### WRITTEN EXERCISE
Omit all pictures and give the records below again exactly as written.

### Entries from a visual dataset
[start]
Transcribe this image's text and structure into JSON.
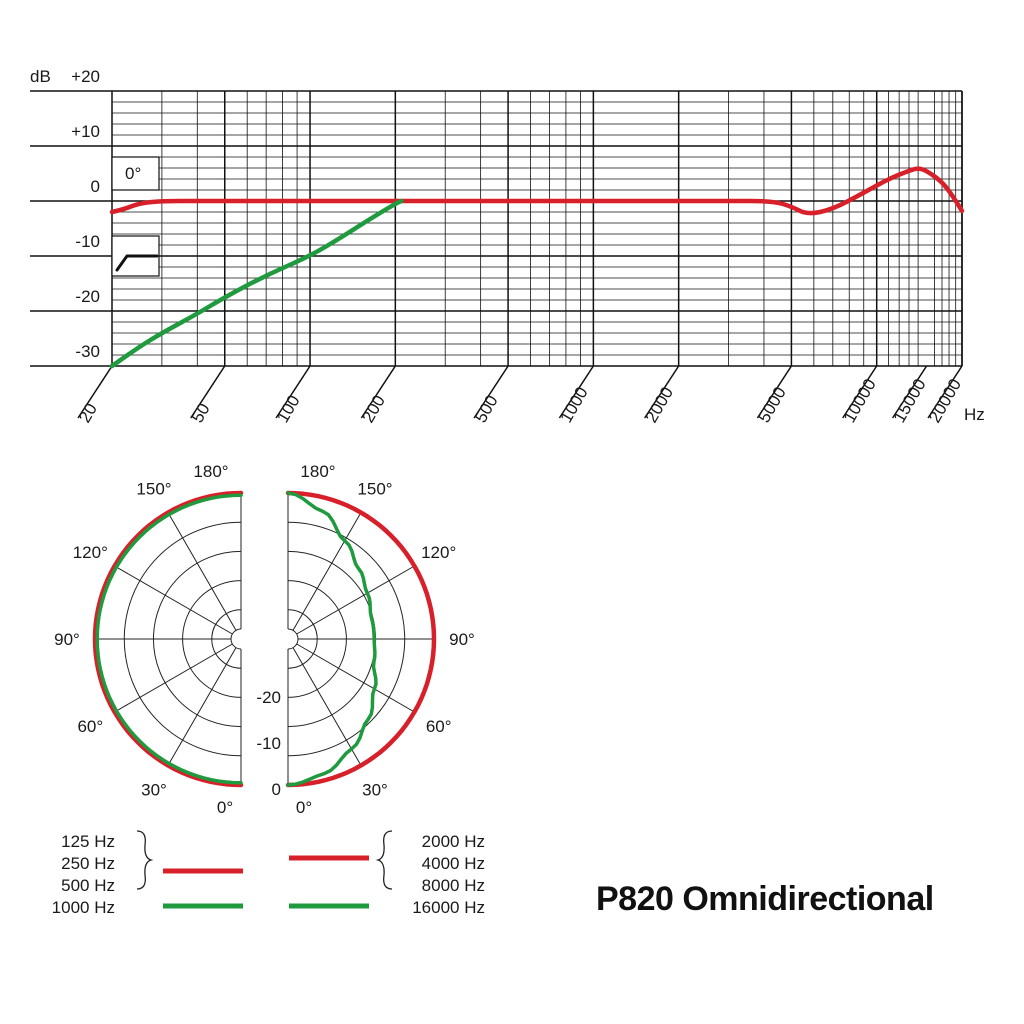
{
  "chart_data": [
    {
      "type": "line",
      "scale": "log-x",
      "y_unit_label": "dB",
      "x_unit_label": "Hz",
      "xlim": [
        20,
        20000
      ],
      "ylim": [
        -30,
        20
      ],
      "grid": true,
      "y_ticks": [
        {
          "value": 20,
          "label": "+20"
        },
        {
          "value": 10,
          "label": "+10"
        },
        {
          "value": 0,
          "label": "0"
        },
        {
          "value": -10,
          "label": "-10"
        },
        {
          "value": -20,
          "label": "-20"
        },
        {
          "value": -30,
          "label": "-30"
        }
      ],
      "x_ticks": [
        {
          "value": 20,
          "label": "20"
        },
        {
          "value": 50,
          "label": "50"
        },
        {
          "value": 100,
          "label": "100"
        },
        {
          "value": 200,
          "label": "200"
        },
        {
          "value": 500,
          "label": "500"
        },
        {
          "value": 1000,
          "label": "1000"
        },
        {
          "value": 2000,
          "label": "2000"
        },
        {
          "value": 5000,
          "label": "5000"
        },
        {
          "value": 10000,
          "label": "10000"
        },
        {
          "value": 15000,
          "label": "15000"
        },
        {
          "value": 20000,
          "label": "20000"
        }
      ],
      "angle_box_label": "0°",
      "series": [
        {
          "color": "#d8202a",
          "x": [
            20,
            22,
            25,
            30,
            40,
            100,
            200,
            1000,
            3000,
            4300,
            5000,
            5700,
            7000,
            9000,
            11000,
            13000,
            14000,
            15000,
            17000,
            18500,
            20000
          ],
          "y": [
            -2,
            -1.5,
            -0.4,
            0,
            0,
            0,
            0,
            0,
            0,
            0,
            -1,
            -2.5,
            -1.5,
            1.5,
            4,
            5.5,
            6,
            5.5,
            3.5,
            1,
            -1.8
          ]
        },
        {
          "color": "#1f9a3e",
          "x": [
            20,
            25,
            30,
            40,
            50,
            70,
            100,
            130,
            160,
            200,
            210
          ],
          "y": [
            -30,
            -26.5,
            -24,
            -20.5,
            -17.5,
            -13.5,
            -10,
            -6.5,
            -3.5,
            -0.5,
            0
          ]
        }
      ]
    },
    {
      "type": "polar",
      "angle_labels_left": [
        "180°",
        "150°",
        "120°",
        "90°",
        "60°",
        "30°",
        "0°"
      ],
      "angle_labels_right": [
        "180°",
        "150°",
        "120°",
        "90°",
        "60°",
        "30°",
        "0°"
      ],
      "radial_labels": [
        "-20",
        "-10",
        "0"
      ],
      "rlim": [
        -25,
        0
      ],
      "theta": [
        0,
        15,
        30,
        45,
        60,
        75,
        90,
        105,
        120,
        135,
        150,
        165,
        180
      ],
      "left_series": [
        {
          "color": "#d8202a",
          "r": [
            0,
            0,
            0,
            0,
            0,
            0,
            0,
            0,
            0,
            0,
            0,
            0,
            0
          ]
        },
        {
          "color": "#1f9a3e",
          "r": [
            -0.4,
            -0.4,
            -0.4,
            -0.4,
            -0.4,
            -0.4,
            -0.4,
            -0.4,
            -0.4,
            -0.4,
            -0.4,
            -0.4,
            -0.4
          ]
        }
      ],
      "right_series": [
        {
          "color": "#d8202a",
          "r": [
            0,
            0,
            0,
            0,
            0,
            0,
            0,
            0,
            0,
            0,
            0,
            0,
            0
          ]
        },
        {
          "color": "#1f9a3e",
          "r": [
            0,
            -1.2,
            -3.5,
            -6,
            -8.5,
            -10.5,
            -11,
            -11,
            -10,
            -8.5,
            -6,
            -2.5,
            0
          ]
        }
      ]
    }
  ],
  "legend": {
    "left_group": [
      "125 Hz",
      "250 Hz",
      "500 Hz"
    ],
    "left_single": "1000 Hz",
    "right_group": [
      "2000 Hz",
      "4000 Hz",
      "8000 Hz"
    ],
    "right_single": "16000 Hz",
    "colors": {
      "red": "#d8202a",
      "green": "#1f9a3e"
    }
  },
  "title": "P820 Omnidirectional"
}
[end]
### TASK OUTPUT
Transcribe this image's text and structure into JSON.
{
  "chart_data": [
    {
      "type": "line",
      "scale": "log-x",
      "y_unit_label": "dB",
      "x_unit_label": "Hz",
      "xlim": [
        20,
        20000
      ],
      "ylim": [
        -30,
        20
      ],
      "grid": true,
      "y_ticks": [
        {
          "value": 20,
          "label": "+20"
        },
        {
          "value": 10,
          "label": "+10"
        },
        {
          "value": 0,
          "label": "0"
        },
        {
          "value": -10,
          "label": "-10"
        },
        {
          "value": -20,
          "label": "-20"
        },
        {
          "value": -30,
          "label": "-30"
        }
      ],
      "x_ticks": [
        {
          "value": 20,
          "label": "20"
        },
        {
          "value": 50,
          "label": "50"
        },
        {
          "value": 100,
          "label": "100"
        },
        {
          "value": 200,
          "label": "200"
        },
        {
          "value": 500,
          "label": "500"
        },
        {
          "value": 1000,
          "label": "1000"
        },
        {
          "value": 2000,
          "label": "2000"
        },
        {
          "value": 5000,
          "label": "5000"
        },
        {
          "value": 10000,
          "label": "10000"
        },
        {
          "value": 15000,
          "label": "15000"
        },
        {
          "value": 20000,
          "label": "20000"
        }
      ],
      "angle_box_label": "0°",
      "series": [
        {
          "color": "#d8202a",
          "x": [
            20,
            22,
            25,
            30,
            40,
            100,
            200,
            1000,
            3000,
            4300,
            5000,
            5700,
            7000,
            9000,
            11000,
            13000,
            14000,
            15000,
            17000,
            18500,
            20000
          ],
          "y": [
            -2,
            -1.5,
            -0.4,
            0,
            0,
            0,
            0,
            0,
            0,
            0,
            -1,
            -2.5,
            -1.5,
            1.5,
            4,
            5.5,
            6,
            5.5,
            3.5,
            1,
            -1.8
          ]
        },
        {
          "color": "#1f9a3e",
          "x": [
            20,
            25,
            30,
            40,
            50,
            70,
            100,
            130,
            160,
            200,
            210
          ],
          "y": [
            -30,
            -26.5,
            -24,
            -20.5,
            -17.5,
            -13.5,
            -10,
            -6.5,
            -3.5,
            -0.5,
            0
          ]
        }
      ]
    },
    {
      "type": "polar",
      "angle_labels_left": [
        "180°",
        "150°",
        "120°",
        "90°",
        "60°",
        "30°",
        "0°"
      ],
      "angle_labels_right": [
        "180°",
        "150°",
        "120°",
        "90°",
        "60°",
        "30°",
        "0°"
      ],
      "radial_labels": [
        "-20",
        "-10",
        "0"
      ],
      "rlim": [
        -25,
        0
      ],
      "theta": [
        0,
        15,
        30,
        45,
        60,
        75,
        90,
        105,
        120,
        135,
        150,
        165,
        180
      ],
      "left_series": [
        {
          "color": "#d8202a",
          "r": [
            0,
            0,
            0,
            0,
            0,
            0,
            0,
            0,
            0,
            0,
            0,
            0,
            0
          ]
        },
        {
          "color": "#1f9a3e",
          "r": [
            -0.4,
            -0.4,
            -0.4,
            -0.4,
            -0.4,
            -0.4,
            -0.4,
            -0.4,
            -0.4,
            -0.4,
            -0.4,
            -0.4,
            -0.4
          ]
        }
      ],
      "right_series": [
        {
          "color": "#d8202a",
          "r": [
            0,
            0,
            0,
            0,
            0,
            0,
            0,
            0,
            0,
            0,
            0,
            0,
            0
          ]
        },
        {
          "color": "#1f9a3e",
          "r": [
            0,
            -1.2,
            -3.5,
            -6,
            -8.5,
            -10.5,
            -11,
            -11,
            -10,
            -8.5,
            -6,
            -2.5,
            0
          ]
        }
      ]
    }
  ],
  "legend": {
    "left_group": [
      "125 Hz",
      "250 Hz",
      "500 Hz"
    ],
    "left_single": "1000 Hz",
    "right_group": [
      "2000 Hz",
      "4000 Hz",
      "8000 Hz"
    ],
    "right_single": "16000 Hz",
    "colors": {
      "red": "#d8202a",
      "green": "#1f9a3e"
    }
  },
  "title": "P820 Omnidirectional"
}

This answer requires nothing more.